Aim
Determine the number of lines in the listing below where the string "Unika" occurs; answer with the number alone.

Extracted material

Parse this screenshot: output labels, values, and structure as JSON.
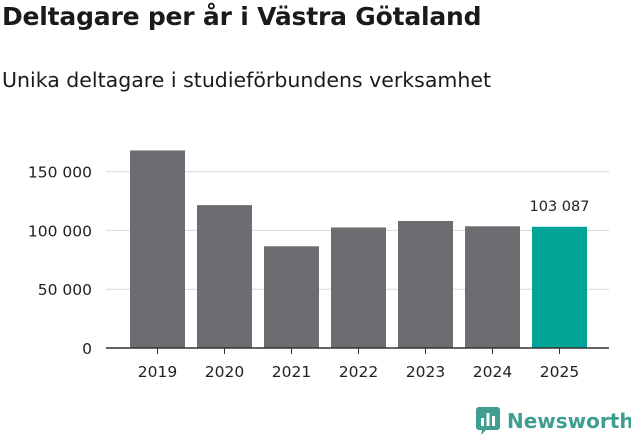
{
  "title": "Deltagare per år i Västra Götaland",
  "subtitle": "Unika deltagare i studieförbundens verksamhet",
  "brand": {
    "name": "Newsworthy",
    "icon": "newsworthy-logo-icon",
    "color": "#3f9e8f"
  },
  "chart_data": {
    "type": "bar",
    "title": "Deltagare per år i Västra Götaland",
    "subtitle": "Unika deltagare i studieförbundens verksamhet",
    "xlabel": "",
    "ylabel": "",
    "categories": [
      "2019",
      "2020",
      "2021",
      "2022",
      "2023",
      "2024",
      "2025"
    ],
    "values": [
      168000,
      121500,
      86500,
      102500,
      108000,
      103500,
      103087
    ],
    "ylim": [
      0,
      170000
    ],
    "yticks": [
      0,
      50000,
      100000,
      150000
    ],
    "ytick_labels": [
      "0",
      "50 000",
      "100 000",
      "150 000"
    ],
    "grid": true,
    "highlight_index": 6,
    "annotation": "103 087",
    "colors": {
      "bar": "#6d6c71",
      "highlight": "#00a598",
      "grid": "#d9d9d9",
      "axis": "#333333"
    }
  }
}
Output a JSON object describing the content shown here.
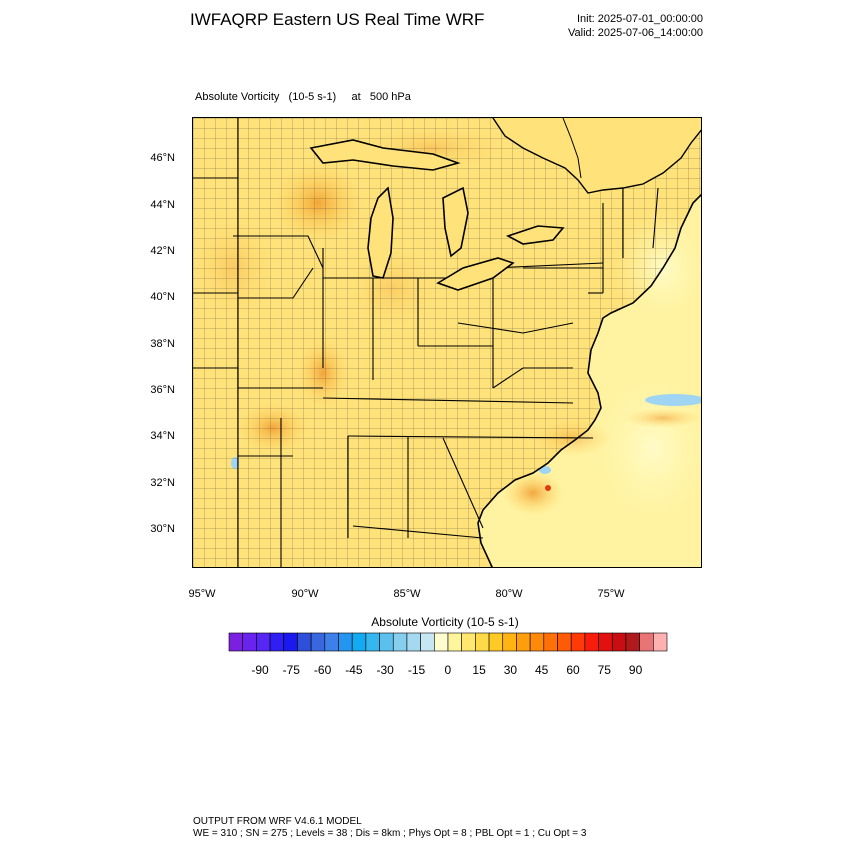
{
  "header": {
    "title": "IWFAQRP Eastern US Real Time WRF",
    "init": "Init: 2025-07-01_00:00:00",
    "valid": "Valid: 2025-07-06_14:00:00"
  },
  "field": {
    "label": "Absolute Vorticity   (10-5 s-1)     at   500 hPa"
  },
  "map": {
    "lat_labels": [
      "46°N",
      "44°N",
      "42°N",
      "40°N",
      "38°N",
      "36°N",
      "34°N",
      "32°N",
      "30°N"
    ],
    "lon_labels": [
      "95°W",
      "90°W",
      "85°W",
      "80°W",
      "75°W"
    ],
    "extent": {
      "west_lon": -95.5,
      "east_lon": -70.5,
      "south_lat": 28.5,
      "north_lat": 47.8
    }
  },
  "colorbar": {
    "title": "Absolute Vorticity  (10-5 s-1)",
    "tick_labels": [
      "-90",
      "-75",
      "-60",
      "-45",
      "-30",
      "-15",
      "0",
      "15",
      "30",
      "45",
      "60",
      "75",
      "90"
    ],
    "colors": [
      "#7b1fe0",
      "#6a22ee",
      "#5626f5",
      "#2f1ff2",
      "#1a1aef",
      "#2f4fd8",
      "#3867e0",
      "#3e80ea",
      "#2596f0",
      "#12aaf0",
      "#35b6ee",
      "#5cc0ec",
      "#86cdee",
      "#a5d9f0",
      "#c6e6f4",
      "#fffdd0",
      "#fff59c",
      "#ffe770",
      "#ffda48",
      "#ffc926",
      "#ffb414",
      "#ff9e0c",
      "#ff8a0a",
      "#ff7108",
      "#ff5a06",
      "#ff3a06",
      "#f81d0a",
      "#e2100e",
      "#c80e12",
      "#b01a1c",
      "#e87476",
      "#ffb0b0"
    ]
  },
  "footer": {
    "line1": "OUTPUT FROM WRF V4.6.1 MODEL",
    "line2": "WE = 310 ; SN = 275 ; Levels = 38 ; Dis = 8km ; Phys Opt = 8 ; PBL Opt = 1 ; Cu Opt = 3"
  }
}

Output for this exercise
2